# Problem to solve
Can you print every record below exactly as written?

** begin Supplied information **

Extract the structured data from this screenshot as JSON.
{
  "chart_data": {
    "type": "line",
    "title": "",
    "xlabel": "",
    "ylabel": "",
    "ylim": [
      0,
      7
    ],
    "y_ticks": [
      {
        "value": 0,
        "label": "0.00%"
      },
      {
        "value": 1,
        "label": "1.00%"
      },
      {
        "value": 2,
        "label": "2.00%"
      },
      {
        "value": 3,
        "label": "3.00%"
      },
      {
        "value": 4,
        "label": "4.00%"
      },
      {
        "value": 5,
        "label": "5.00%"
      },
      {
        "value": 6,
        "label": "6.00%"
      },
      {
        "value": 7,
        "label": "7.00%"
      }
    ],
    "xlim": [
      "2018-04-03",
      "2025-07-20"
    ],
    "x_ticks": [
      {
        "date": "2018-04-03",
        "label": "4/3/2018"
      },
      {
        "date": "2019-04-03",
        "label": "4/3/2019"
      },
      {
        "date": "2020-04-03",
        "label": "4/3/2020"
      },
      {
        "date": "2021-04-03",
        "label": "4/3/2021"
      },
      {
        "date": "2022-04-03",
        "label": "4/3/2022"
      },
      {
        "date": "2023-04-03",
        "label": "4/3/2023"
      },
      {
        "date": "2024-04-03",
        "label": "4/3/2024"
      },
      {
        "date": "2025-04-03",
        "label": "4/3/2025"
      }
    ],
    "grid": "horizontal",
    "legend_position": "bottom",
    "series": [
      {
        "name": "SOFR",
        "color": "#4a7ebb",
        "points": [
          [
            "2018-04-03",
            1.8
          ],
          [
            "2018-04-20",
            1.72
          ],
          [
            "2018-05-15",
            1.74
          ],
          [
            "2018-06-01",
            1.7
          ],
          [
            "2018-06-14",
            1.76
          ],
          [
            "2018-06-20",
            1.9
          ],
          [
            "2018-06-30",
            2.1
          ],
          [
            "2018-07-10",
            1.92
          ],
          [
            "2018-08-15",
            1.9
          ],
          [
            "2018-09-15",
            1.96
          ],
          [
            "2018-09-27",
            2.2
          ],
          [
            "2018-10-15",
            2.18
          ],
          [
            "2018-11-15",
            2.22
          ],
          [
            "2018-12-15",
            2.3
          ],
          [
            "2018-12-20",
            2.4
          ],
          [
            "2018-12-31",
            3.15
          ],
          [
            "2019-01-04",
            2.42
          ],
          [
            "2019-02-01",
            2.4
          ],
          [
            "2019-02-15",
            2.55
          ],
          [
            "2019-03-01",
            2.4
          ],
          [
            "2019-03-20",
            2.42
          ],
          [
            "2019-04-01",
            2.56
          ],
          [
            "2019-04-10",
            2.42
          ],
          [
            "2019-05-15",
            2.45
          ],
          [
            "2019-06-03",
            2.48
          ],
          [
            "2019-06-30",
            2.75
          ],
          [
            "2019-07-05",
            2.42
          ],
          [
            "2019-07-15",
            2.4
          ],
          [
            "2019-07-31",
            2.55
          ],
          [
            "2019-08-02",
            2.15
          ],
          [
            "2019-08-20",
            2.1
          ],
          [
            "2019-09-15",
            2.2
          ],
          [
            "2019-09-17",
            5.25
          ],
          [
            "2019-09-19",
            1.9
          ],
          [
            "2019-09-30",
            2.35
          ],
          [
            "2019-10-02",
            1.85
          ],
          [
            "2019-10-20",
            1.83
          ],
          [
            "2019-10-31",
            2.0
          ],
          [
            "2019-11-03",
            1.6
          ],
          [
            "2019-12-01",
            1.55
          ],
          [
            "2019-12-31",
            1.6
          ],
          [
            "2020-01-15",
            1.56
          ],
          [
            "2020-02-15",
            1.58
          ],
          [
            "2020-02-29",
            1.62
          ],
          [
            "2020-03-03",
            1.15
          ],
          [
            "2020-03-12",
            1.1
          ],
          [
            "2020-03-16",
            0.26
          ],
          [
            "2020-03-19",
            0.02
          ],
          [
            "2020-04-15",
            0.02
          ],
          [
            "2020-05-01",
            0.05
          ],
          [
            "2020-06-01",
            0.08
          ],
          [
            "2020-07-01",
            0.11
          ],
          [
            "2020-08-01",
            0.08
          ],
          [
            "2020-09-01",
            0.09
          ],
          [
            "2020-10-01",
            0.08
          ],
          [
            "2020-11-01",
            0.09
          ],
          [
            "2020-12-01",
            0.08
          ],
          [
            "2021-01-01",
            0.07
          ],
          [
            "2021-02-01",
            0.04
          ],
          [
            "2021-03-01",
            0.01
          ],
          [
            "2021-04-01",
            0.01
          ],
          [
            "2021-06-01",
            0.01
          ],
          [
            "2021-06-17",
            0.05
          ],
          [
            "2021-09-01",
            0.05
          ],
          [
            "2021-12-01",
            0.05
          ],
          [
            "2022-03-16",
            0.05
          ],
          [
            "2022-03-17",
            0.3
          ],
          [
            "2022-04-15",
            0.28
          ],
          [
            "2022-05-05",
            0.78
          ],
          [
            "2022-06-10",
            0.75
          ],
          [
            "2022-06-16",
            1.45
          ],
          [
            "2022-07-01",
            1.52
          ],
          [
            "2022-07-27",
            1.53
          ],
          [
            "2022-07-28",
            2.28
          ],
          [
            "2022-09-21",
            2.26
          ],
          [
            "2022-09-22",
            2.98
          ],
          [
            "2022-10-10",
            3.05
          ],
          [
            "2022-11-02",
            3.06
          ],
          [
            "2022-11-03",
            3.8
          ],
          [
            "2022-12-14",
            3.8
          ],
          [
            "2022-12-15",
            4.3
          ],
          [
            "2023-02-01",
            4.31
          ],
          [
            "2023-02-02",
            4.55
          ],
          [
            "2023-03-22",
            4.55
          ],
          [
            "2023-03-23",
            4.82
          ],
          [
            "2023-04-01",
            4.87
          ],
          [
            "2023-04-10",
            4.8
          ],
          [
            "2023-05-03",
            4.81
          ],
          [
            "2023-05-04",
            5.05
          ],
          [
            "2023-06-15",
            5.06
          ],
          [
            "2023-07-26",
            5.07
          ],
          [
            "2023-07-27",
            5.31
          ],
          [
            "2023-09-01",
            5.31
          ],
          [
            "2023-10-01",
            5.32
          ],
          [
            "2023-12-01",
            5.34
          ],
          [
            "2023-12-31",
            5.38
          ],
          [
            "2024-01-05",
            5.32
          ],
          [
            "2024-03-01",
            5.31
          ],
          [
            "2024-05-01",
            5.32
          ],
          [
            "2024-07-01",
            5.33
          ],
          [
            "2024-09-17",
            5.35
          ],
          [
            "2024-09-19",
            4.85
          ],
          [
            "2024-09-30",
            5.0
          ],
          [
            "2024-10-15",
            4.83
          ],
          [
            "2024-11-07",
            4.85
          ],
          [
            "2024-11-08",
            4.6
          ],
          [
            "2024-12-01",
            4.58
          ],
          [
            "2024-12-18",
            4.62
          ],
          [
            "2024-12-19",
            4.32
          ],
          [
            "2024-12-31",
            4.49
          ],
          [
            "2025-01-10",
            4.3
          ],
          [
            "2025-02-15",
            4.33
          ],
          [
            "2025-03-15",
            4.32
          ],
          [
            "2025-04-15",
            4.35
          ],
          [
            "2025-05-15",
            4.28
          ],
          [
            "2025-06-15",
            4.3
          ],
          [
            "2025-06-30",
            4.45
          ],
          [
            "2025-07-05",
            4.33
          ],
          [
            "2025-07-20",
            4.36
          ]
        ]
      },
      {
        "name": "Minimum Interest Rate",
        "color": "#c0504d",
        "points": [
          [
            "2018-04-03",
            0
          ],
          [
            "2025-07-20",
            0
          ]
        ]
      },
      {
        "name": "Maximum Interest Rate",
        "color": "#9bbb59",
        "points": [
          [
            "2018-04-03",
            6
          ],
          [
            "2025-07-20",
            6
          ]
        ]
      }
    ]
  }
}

** end Supplied information **

# Complete response
Extract the structured data from this screenshot as JSON.
{
  "chart_data": {
    "type": "line",
    "title": "",
    "xlabel": "",
    "ylabel": "",
    "ylim": [
      0,
      7
    ],
    "y_ticks": [
      {
        "value": 0,
        "label": "0.00%"
      },
      {
        "value": 1,
        "label": "1.00%"
      },
      {
        "value": 2,
        "label": "2.00%"
      },
      {
        "value": 3,
        "label": "3.00%"
      },
      {
        "value": 4,
        "label": "4.00%"
      },
      {
        "value": 5,
        "label": "5.00%"
      },
      {
        "value": 6,
        "label": "6.00%"
      },
      {
        "value": 7,
        "label": "7.00%"
      }
    ],
    "xlim": [
      "2018-04-03",
      "2025-07-20"
    ],
    "x_ticks": [
      {
        "date": "2018-04-03",
        "label": "4/3/2018"
      },
      {
        "date": "2019-04-03",
        "label": "4/3/2019"
      },
      {
        "date": "2020-04-03",
        "label": "4/3/2020"
      },
      {
        "date": "2021-04-03",
        "label": "4/3/2021"
      },
      {
        "date": "2022-04-03",
        "label": "4/3/2022"
      },
      {
        "date": "2023-04-03",
        "label": "4/3/2023"
      },
      {
        "date": "2024-04-03",
        "label": "4/3/2024"
      },
      {
        "date": "2025-04-03",
        "label": "4/3/2025"
      }
    ],
    "grid": "horizontal",
    "legend_position": "bottom",
    "series": [
      {
        "name": "SOFR",
        "color": "#4a7ebb",
        "points": [
          [
            "2018-04-03",
            1.8
          ],
          [
            "2018-04-20",
            1.72
          ],
          [
            "2018-05-15",
            1.74
          ],
          [
            "2018-06-01",
            1.7
          ],
          [
            "2018-06-14",
            1.76
          ],
          [
            "2018-06-20",
            1.9
          ],
          [
            "2018-06-30",
            2.1
          ],
          [
            "2018-07-10",
            1.92
          ],
          [
            "2018-08-15",
            1.9
          ],
          [
            "2018-09-15",
            1.96
          ],
          [
            "2018-09-27",
            2.2
          ],
          [
            "2018-10-15",
            2.18
          ],
          [
            "2018-11-15",
            2.22
          ],
          [
            "2018-12-15",
            2.3
          ],
          [
            "2018-12-20",
            2.4
          ],
          [
            "2018-12-31",
            3.15
          ],
          [
            "2019-01-04",
            2.42
          ],
          [
            "2019-02-01",
            2.4
          ],
          [
            "2019-02-15",
            2.55
          ],
          [
            "2019-03-01",
            2.4
          ],
          [
            "2019-03-20",
            2.42
          ],
          [
            "2019-04-01",
            2.56
          ],
          [
            "2019-04-10",
            2.42
          ],
          [
            "2019-05-15",
            2.45
          ],
          [
            "2019-06-03",
            2.48
          ],
          [
            "2019-06-30",
            2.75
          ],
          [
            "2019-07-05",
            2.42
          ],
          [
            "2019-07-15",
            2.4
          ],
          [
            "2019-07-31",
            2.55
          ],
          [
            "2019-08-02",
            2.15
          ],
          [
            "2019-08-20",
            2.1
          ],
          [
            "2019-09-15",
            2.2
          ],
          [
            "2019-09-17",
            5.25
          ],
          [
            "2019-09-19",
            1.9
          ],
          [
            "2019-09-30",
            2.35
          ],
          [
            "2019-10-02",
            1.85
          ],
          [
            "2019-10-20",
            1.83
          ],
          [
            "2019-10-31",
            2.0
          ],
          [
            "2019-11-03",
            1.6
          ],
          [
            "2019-12-01",
            1.55
          ],
          [
            "2019-12-31",
            1.6
          ],
          [
            "2020-01-15",
            1.56
          ],
          [
            "2020-02-15",
            1.58
          ],
          [
            "2020-02-29",
            1.62
          ],
          [
            "2020-03-03",
            1.15
          ],
          [
            "2020-03-12",
            1.1
          ],
          [
            "2020-03-16",
            0.26
          ],
          [
            "2020-03-19",
            0.02
          ],
          [
            "2020-04-15",
            0.02
          ],
          [
            "2020-05-01",
            0.05
          ],
          [
            "2020-06-01",
            0.08
          ],
          [
            "2020-07-01",
            0.11
          ],
          [
            "2020-08-01",
            0.08
          ],
          [
            "2020-09-01",
            0.09
          ],
          [
            "2020-10-01",
            0.08
          ],
          [
            "2020-11-01",
            0.09
          ],
          [
            "2020-12-01",
            0.08
          ],
          [
            "2021-01-01",
            0.07
          ],
          [
            "2021-02-01",
            0.04
          ],
          [
            "2021-03-01",
            0.01
          ],
          [
            "2021-04-01",
            0.01
          ],
          [
            "2021-06-01",
            0.01
          ],
          [
            "2021-06-17",
            0.05
          ],
          [
            "2021-09-01",
            0.05
          ],
          [
            "2021-12-01",
            0.05
          ],
          [
            "2022-03-16",
            0.05
          ],
          [
            "2022-03-17",
            0.3
          ],
          [
            "2022-04-15",
            0.28
          ],
          [
            "2022-05-05",
            0.78
          ],
          [
            "2022-06-10",
            0.75
          ],
          [
            "2022-06-16",
            1.45
          ],
          [
            "2022-07-01",
            1.52
          ],
          [
            "2022-07-27",
            1.53
          ],
          [
            "2022-07-28",
            2.28
          ],
          [
            "2022-09-21",
            2.26
          ],
          [
            "2022-09-22",
            2.98
          ],
          [
            "2022-10-10",
            3.05
          ],
          [
            "2022-11-02",
            3.06
          ],
          [
            "2022-11-03",
            3.8
          ],
          [
            "2022-12-14",
            3.8
          ],
          [
            "2022-12-15",
            4.3
          ],
          [
            "2023-02-01",
            4.31
          ],
          [
            "2023-02-02",
            4.55
          ],
          [
            "2023-03-22",
            4.55
          ],
          [
            "2023-03-23",
            4.82
          ],
          [
            "2023-04-01",
            4.87
          ],
          [
            "2023-04-10",
            4.8
          ],
          [
            "2023-05-03",
            4.81
          ],
          [
            "2023-05-04",
            5.05
          ],
          [
            "2023-06-15",
            5.06
          ],
          [
            "2023-07-26",
            5.07
          ],
          [
            "2023-07-27",
            5.31
          ],
          [
            "2023-09-01",
            5.31
          ],
          [
            "2023-10-01",
            5.32
          ],
          [
            "2023-12-01",
            5.34
          ],
          [
            "2023-12-31",
            5.38
          ],
          [
            "2024-01-05",
            5.32
          ],
          [
            "2024-03-01",
            5.31
          ],
          [
            "2024-05-01",
            5.32
          ],
          [
            "2024-07-01",
            5.33
          ],
          [
            "2024-09-17",
            5.35
          ],
          [
            "2024-09-19",
            4.85
          ],
          [
            "2024-09-30",
            5.0
          ],
          [
            "2024-10-15",
            4.83
          ],
          [
            "2024-11-07",
            4.85
          ],
          [
            "2024-11-08",
            4.6
          ],
          [
            "2024-12-01",
            4.58
          ],
          [
            "2024-12-18",
            4.62
          ],
          [
            "2024-12-19",
            4.32
          ],
          [
            "2024-12-31",
            4.49
          ],
          [
            "2025-01-10",
            4.3
          ],
          [
            "2025-02-15",
            4.33
          ],
          [
            "2025-03-15",
            4.32
          ],
          [
            "2025-04-15",
            4.35
          ],
          [
            "2025-05-15",
            4.28
          ],
          [
            "2025-06-15",
            4.3
          ],
          [
            "2025-06-30",
            4.45
          ],
          [
            "2025-07-05",
            4.33
          ],
          [
            "2025-07-20",
            4.36
          ]
        ]
      },
      {
        "name": "Minimum Interest Rate",
        "color": "#c0504d",
        "points": [
          [
            "2018-04-03",
            0
          ],
          [
            "2025-07-20",
            0
          ]
        ]
      },
      {
        "name": "Maximum Interest Rate",
        "color": "#9bbb59",
        "points": [
          [
            "2018-04-03",
            6
          ],
          [
            "2025-07-20",
            6
          ]
        ]
      }
    ]
  }
}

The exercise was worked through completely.